▶ [Exercise goal] Your answer should be only a number: how many lines include the word "menatap".

----- Material supplied

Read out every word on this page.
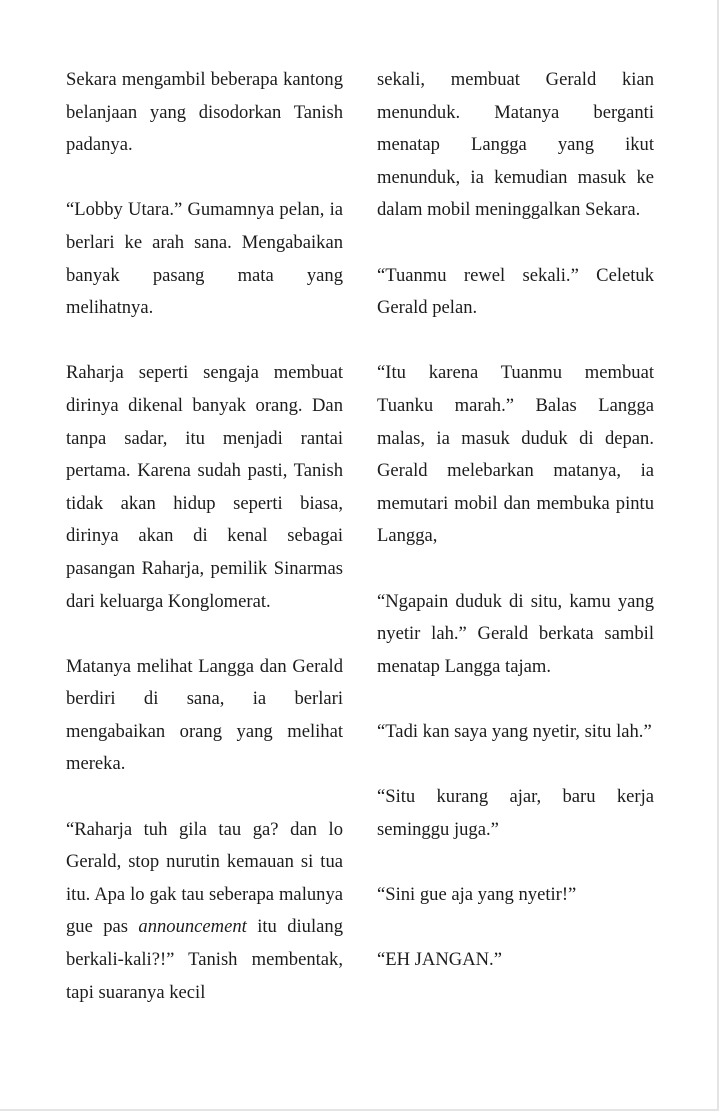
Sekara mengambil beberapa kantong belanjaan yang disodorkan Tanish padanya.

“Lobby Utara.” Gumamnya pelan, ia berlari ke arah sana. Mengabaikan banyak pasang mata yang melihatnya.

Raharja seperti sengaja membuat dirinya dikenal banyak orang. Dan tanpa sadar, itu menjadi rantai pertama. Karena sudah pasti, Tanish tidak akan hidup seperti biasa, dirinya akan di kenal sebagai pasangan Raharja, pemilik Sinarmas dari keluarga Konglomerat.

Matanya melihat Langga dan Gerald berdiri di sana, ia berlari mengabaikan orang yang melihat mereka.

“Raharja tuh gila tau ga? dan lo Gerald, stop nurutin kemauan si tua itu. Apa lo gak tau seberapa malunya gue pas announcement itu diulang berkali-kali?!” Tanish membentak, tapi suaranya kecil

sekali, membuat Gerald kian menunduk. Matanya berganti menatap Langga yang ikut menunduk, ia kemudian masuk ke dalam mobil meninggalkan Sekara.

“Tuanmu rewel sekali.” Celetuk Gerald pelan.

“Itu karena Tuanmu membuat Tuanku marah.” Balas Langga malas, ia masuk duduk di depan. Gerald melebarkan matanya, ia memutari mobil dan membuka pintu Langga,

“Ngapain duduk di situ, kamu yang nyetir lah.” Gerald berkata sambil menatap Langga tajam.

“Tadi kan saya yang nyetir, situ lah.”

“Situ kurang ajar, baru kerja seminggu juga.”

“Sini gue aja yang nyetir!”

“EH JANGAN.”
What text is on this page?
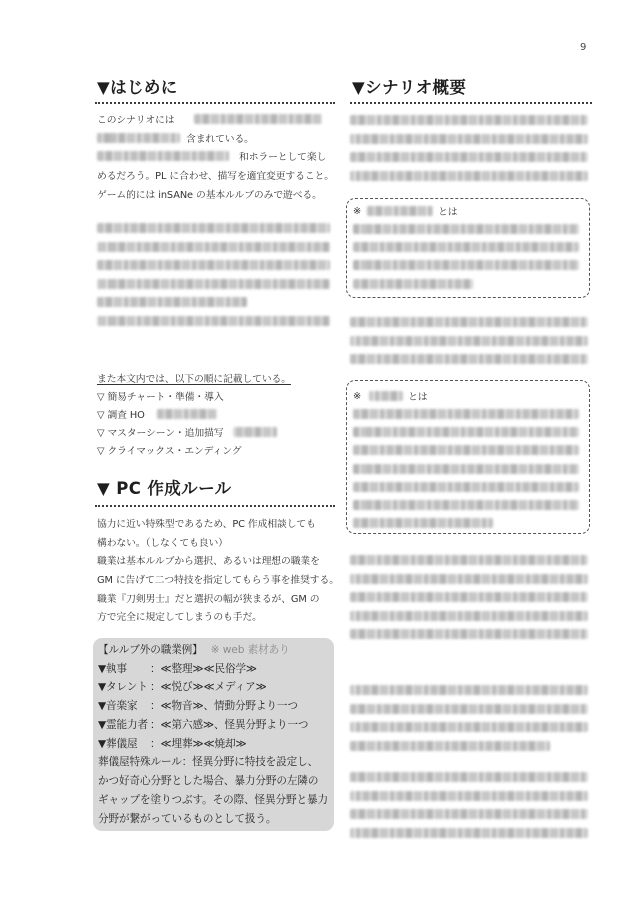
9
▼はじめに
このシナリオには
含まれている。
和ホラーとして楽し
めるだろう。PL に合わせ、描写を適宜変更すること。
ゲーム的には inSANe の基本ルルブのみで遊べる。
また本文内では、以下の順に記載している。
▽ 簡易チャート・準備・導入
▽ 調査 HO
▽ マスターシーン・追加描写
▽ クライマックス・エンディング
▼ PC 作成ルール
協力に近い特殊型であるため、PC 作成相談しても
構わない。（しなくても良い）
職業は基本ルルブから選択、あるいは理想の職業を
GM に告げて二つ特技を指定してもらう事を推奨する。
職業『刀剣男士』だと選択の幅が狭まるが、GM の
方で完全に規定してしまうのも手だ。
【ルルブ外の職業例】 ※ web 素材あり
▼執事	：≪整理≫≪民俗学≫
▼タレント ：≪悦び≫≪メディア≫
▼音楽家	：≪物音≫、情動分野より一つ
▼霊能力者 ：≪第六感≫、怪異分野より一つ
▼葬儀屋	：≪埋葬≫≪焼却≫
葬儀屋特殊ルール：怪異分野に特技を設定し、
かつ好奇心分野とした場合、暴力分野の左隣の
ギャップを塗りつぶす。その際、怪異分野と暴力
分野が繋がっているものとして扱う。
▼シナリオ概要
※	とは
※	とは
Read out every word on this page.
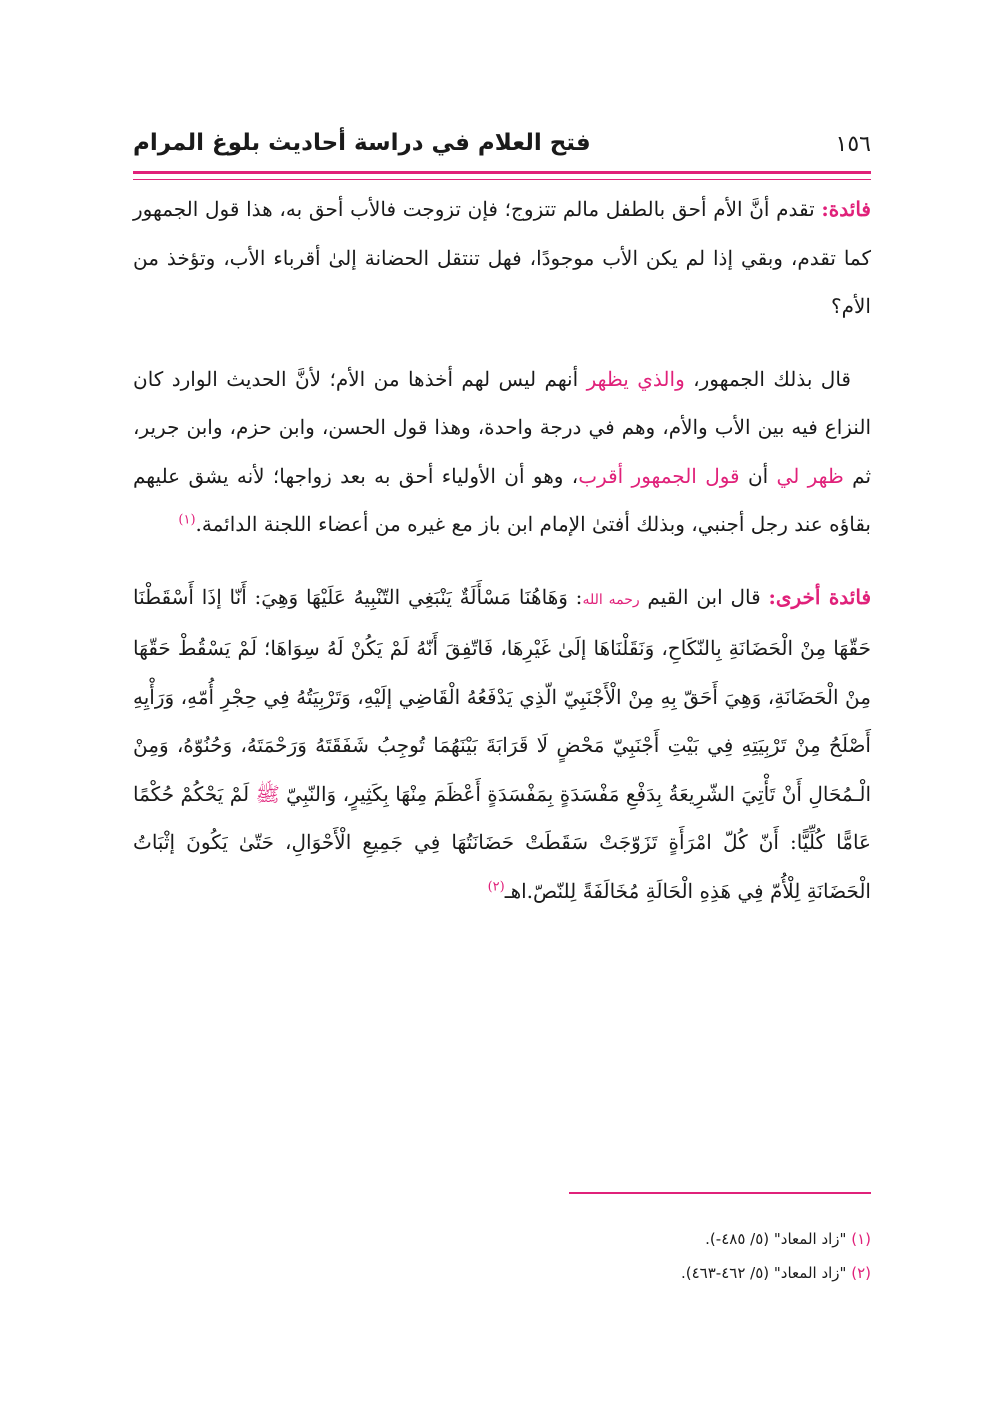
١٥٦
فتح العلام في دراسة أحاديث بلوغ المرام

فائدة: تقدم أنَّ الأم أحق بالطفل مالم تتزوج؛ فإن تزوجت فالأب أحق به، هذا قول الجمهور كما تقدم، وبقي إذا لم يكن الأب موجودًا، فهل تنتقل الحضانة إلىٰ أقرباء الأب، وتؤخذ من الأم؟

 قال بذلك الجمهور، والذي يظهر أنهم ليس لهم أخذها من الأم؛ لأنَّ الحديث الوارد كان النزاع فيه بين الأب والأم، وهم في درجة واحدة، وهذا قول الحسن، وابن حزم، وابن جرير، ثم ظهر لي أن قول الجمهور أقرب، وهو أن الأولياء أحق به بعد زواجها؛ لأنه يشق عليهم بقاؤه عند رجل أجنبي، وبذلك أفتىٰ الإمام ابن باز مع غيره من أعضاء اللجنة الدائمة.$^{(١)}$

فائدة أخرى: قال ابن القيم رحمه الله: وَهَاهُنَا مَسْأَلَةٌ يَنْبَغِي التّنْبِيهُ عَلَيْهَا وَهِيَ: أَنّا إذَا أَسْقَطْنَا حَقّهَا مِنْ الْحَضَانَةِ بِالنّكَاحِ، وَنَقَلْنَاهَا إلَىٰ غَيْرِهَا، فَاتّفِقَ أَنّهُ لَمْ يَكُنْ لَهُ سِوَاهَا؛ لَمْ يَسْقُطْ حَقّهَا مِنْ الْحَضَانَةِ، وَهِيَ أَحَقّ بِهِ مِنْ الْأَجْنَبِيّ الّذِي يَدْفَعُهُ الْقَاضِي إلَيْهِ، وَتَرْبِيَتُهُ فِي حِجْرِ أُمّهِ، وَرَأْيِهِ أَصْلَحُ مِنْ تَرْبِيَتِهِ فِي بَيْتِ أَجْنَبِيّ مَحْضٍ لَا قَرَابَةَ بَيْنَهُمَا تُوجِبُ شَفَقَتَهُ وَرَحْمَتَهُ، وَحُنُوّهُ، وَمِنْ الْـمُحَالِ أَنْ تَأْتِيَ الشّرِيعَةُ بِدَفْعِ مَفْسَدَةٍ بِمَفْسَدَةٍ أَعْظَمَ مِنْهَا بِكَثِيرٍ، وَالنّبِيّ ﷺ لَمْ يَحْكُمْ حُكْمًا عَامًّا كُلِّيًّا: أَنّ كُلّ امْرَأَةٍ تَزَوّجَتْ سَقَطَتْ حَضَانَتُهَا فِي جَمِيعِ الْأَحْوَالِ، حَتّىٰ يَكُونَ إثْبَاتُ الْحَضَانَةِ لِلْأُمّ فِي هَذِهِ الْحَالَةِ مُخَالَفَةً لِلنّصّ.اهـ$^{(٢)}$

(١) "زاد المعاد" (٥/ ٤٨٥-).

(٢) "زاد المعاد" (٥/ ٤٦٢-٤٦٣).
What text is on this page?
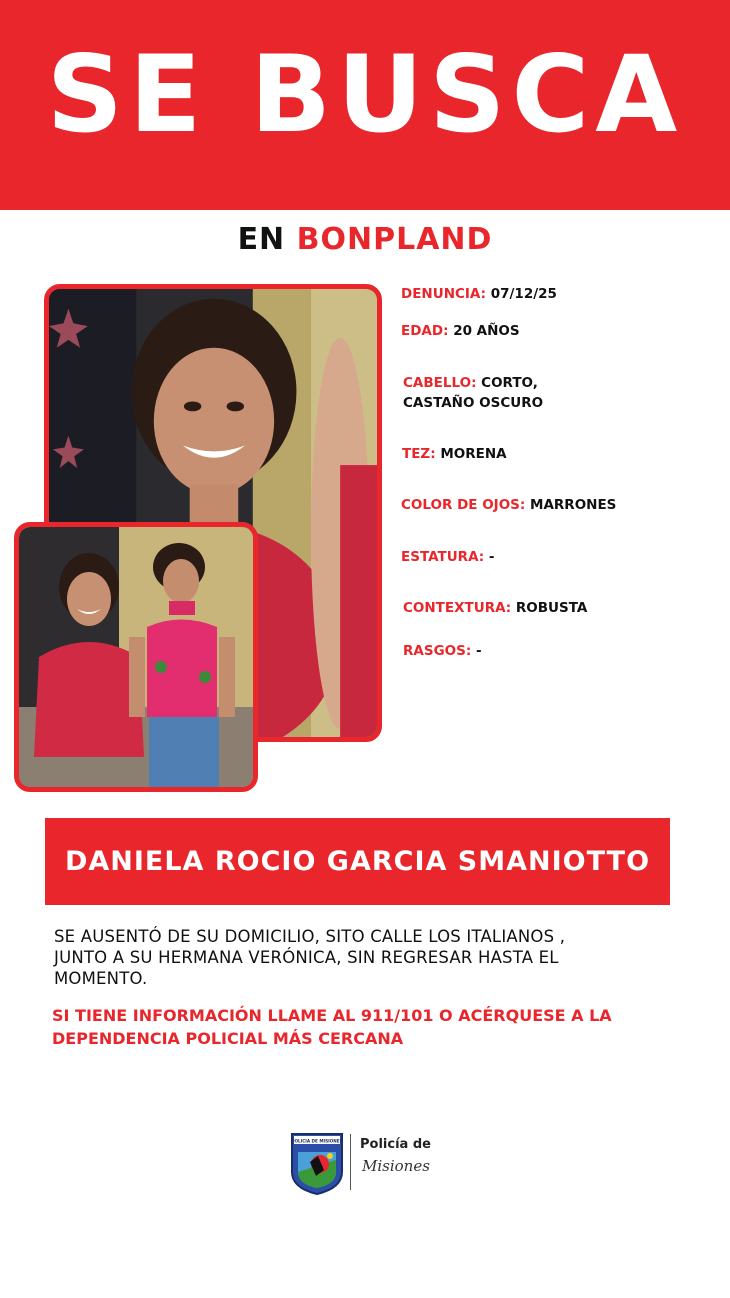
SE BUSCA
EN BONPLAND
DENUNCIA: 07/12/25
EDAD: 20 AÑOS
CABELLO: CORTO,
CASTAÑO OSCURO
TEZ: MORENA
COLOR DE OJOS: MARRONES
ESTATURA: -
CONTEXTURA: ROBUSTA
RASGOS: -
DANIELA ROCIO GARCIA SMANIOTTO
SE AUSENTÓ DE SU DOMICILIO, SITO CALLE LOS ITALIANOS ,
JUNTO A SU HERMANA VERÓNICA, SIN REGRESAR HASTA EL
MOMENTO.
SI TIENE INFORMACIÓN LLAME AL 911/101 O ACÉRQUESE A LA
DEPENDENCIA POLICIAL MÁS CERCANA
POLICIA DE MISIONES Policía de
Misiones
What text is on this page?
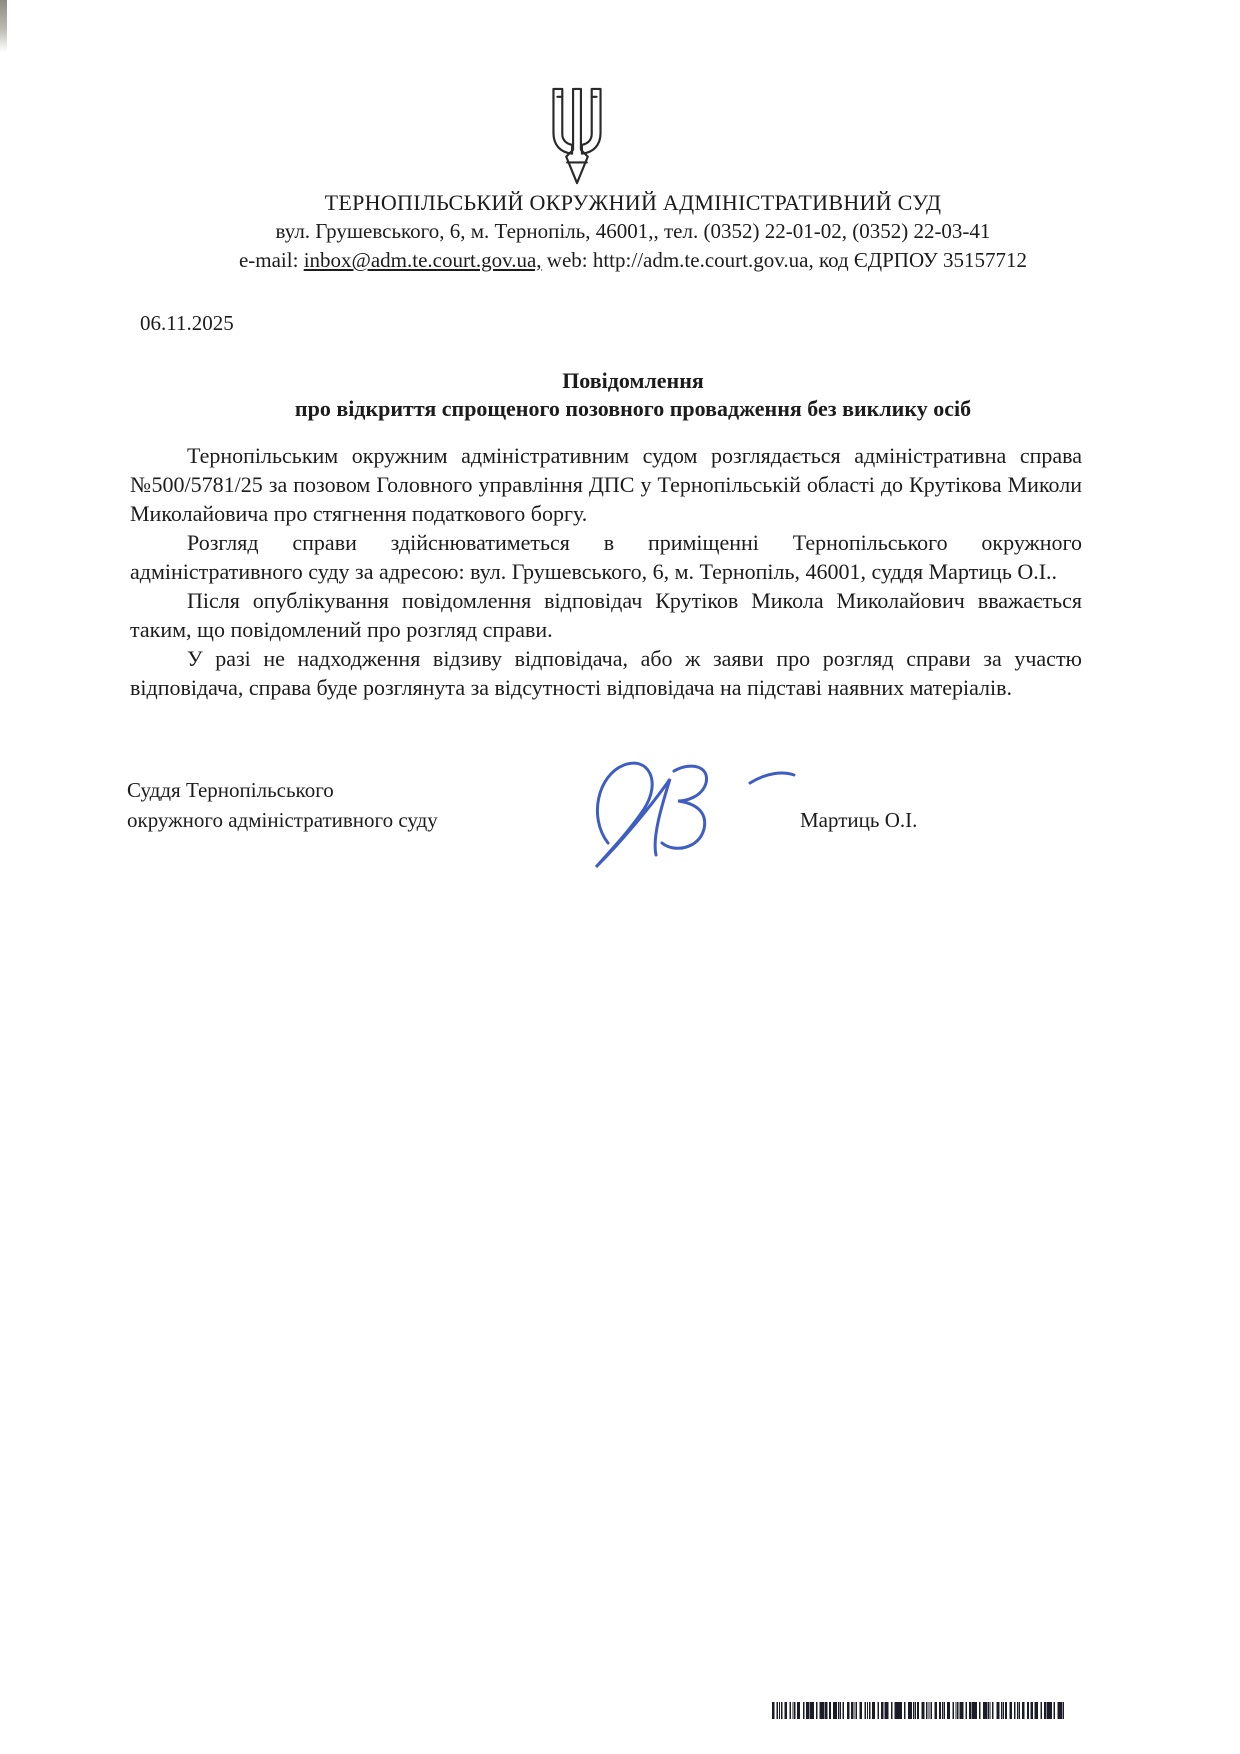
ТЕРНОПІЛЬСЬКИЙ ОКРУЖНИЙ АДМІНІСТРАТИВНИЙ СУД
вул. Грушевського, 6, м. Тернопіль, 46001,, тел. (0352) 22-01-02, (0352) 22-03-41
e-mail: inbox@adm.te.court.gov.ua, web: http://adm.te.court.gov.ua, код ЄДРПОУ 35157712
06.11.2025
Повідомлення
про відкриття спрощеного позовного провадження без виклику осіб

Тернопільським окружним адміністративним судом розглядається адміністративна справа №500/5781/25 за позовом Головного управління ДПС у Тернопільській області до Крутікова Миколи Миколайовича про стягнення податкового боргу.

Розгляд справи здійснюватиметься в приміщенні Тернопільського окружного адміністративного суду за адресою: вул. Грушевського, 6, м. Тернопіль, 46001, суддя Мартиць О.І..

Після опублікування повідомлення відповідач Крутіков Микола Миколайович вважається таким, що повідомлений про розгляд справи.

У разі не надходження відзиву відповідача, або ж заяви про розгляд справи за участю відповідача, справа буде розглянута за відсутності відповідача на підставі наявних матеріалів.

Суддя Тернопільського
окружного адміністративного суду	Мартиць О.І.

----------

▶ [Expected output] 2